___ Exercise inputs ___
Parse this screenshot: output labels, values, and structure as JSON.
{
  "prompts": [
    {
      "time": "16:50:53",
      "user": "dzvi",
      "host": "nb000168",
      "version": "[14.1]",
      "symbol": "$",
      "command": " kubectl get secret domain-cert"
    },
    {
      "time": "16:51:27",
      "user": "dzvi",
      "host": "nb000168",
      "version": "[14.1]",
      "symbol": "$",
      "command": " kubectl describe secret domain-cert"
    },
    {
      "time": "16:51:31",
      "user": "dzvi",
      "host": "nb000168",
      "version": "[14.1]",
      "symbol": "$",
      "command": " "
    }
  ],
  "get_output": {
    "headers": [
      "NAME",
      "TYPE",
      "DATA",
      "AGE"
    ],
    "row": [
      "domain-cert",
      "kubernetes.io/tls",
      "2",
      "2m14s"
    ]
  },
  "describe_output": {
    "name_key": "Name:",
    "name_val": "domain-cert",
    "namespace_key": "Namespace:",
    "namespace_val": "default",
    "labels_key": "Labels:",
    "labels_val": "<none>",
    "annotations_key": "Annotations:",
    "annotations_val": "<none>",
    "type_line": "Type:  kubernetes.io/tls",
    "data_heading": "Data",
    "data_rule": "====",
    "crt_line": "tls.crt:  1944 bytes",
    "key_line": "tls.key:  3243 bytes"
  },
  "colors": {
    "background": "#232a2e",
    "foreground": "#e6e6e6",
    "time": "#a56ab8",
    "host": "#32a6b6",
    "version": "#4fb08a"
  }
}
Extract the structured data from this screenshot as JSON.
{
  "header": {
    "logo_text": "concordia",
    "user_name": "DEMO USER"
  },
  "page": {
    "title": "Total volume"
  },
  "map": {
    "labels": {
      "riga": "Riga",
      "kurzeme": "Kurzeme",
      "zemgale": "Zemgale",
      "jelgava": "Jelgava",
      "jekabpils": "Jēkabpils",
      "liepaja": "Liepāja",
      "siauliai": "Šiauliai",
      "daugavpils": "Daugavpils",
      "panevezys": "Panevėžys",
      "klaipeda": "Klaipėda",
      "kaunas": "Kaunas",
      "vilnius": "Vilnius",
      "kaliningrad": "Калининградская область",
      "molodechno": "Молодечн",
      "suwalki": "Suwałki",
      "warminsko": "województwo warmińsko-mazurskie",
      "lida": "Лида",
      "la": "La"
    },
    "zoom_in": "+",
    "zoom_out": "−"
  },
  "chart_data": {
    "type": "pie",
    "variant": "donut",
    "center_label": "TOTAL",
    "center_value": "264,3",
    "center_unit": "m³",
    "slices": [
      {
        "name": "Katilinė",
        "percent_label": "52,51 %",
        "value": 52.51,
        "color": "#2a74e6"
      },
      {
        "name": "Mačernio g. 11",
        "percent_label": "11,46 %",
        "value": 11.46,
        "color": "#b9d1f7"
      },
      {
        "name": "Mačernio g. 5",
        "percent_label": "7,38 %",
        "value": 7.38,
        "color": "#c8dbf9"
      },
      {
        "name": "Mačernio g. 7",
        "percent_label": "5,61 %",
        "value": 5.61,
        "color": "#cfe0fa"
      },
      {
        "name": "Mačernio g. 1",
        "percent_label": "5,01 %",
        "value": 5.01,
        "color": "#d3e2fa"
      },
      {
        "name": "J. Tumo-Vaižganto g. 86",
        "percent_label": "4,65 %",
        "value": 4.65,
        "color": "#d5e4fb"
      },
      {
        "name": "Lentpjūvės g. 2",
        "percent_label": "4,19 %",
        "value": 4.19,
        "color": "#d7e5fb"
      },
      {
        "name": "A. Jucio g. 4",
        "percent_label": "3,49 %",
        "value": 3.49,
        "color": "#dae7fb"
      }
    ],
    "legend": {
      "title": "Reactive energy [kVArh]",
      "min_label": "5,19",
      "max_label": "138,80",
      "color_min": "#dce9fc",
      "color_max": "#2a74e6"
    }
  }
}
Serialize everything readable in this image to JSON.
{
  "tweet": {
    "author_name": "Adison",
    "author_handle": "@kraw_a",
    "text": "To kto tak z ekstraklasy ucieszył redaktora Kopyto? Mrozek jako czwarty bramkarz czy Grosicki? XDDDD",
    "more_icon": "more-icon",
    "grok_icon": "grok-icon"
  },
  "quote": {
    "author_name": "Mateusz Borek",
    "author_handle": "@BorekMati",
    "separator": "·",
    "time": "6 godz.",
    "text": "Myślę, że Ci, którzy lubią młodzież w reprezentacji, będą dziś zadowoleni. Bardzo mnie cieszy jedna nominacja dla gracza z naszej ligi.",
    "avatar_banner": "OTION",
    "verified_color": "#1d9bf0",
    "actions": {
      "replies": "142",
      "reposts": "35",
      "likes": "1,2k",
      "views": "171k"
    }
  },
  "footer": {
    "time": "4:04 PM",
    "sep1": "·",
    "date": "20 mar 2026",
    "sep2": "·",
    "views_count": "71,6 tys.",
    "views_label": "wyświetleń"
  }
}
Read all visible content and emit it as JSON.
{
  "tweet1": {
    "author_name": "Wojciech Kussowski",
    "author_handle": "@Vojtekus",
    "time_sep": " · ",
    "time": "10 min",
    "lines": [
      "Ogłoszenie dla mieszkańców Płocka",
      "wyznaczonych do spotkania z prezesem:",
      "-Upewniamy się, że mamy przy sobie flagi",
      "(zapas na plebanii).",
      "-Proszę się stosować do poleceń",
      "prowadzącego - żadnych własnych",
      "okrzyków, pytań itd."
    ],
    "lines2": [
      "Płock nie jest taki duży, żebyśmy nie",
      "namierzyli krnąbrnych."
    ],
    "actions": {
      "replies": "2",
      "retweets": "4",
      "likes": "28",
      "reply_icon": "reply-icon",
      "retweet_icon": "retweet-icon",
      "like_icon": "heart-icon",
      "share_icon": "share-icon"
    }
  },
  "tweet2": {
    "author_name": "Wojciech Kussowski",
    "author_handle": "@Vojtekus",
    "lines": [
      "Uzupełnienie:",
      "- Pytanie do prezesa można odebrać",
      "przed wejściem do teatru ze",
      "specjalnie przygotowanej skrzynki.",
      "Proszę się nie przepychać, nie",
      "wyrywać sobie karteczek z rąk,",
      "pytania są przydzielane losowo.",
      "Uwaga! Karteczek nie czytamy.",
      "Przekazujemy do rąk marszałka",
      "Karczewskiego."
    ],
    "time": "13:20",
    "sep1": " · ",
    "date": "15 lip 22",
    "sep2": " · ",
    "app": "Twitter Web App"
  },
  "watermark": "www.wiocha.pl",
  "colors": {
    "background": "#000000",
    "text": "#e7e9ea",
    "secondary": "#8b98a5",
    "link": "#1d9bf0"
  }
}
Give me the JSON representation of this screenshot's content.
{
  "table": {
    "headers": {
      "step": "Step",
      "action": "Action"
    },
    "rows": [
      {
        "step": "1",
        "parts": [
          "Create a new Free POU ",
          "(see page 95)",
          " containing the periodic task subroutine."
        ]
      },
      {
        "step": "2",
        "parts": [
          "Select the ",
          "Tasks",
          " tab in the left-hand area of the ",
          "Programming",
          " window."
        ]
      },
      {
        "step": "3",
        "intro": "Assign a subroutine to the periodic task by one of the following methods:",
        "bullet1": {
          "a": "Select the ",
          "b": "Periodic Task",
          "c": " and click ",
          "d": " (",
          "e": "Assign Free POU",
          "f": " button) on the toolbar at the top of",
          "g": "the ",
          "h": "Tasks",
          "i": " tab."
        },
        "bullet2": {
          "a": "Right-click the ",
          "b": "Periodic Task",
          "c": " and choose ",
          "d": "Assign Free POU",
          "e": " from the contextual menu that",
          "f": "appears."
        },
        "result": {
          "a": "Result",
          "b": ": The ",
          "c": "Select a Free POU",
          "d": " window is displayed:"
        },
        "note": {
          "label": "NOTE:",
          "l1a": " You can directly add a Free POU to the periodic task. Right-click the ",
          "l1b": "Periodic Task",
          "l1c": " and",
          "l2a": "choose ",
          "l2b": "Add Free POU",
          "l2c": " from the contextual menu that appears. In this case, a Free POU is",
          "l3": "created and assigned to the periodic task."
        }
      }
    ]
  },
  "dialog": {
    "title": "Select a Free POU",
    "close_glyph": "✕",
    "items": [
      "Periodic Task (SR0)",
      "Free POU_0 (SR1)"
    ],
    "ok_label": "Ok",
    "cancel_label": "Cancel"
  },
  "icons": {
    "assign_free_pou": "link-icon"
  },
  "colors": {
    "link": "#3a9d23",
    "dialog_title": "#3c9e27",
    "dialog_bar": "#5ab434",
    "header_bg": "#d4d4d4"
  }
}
___
• Description of the task: Find every line that holds "Right" and copy it.

• Solution for this exercise:
          "a": "Right-click the ",
          "l1a": " You can directly add a Free POU to the periodic task. Right-click the ",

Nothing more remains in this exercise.